** START OF Given data **

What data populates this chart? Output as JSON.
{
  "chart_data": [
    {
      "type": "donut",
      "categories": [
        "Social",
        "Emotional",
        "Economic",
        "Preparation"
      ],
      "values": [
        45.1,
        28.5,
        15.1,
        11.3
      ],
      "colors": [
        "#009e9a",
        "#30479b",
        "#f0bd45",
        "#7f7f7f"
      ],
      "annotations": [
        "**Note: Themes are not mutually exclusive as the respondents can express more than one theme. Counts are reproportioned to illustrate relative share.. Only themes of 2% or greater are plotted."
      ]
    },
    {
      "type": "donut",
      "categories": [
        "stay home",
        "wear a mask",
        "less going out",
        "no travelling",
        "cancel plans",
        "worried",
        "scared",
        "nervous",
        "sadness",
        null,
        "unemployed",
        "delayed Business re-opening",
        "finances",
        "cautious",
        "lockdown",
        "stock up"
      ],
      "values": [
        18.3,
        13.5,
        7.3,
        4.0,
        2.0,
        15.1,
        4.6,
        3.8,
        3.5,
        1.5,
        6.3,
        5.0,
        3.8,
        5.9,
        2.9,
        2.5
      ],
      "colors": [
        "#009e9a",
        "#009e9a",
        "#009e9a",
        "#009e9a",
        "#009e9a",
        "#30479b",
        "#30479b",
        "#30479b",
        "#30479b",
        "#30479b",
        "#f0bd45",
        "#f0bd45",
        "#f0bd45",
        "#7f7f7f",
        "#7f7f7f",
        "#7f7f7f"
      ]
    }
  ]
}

** END OF Given data **

--- The exercise ---
All of the lines above need to be given again exactly.

--- Answer for the task ---
What data populates this chart? Output as JSON.
{
  "chart_data": [
    {
      "type": "donut",
      "categories": [
        "Social",
        "Emotional",
        "Economic",
        "Preparation"
      ],
      "values": [
        45.1,
        28.5,
        15.1,
        11.3
      ],
      "colors": [
        "#009e9a",
        "#30479b",
        "#f0bd45",
        "#7f7f7f"
      ],
      "annotations": [
        "**Note: Themes are not mutually exclusive as the respondents can express more than one theme. Counts are reproportioned to illustrate relative share.. Only themes of 2% or greater are plotted."
      ]
    },
    {
      "type": "donut",
      "categories": [
        "stay home",
        "wear a mask",
        "less going out",
        "no travelling",
        "cancel plans",
        "worried",
        "scared",
        "nervous",
        "sadness",
        null,
        "unemployed",
        "delayed Business re-opening",
        "finances",
        "cautious",
        "lockdown",
        "stock up"
      ],
      "values": [
        18.3,
        13.5,
        7.3,
        4.0,
        2.0,
        15.1,
        4.6,
        3.8,
        3.5,
        1.5,
        6.3,
        5.0,
        3.8,
        5.9,
        2.9,
        2.5
      ],
      "colors": [
        "#009e9a",
        "#009e9a",
        "#009e9a",
        "#009e9a",
        "#009e9a",
        "#30479b",
        "#30479b",
        "#30479b",
        "#30479b",
        "#30479b",
        "#f0bd45",
        "#f0bd45",
        "#f0bd45",
        "#7f7f7f",
        "#7f7f7f",
        "#7f7f7f"
      ]
    }
  ]
}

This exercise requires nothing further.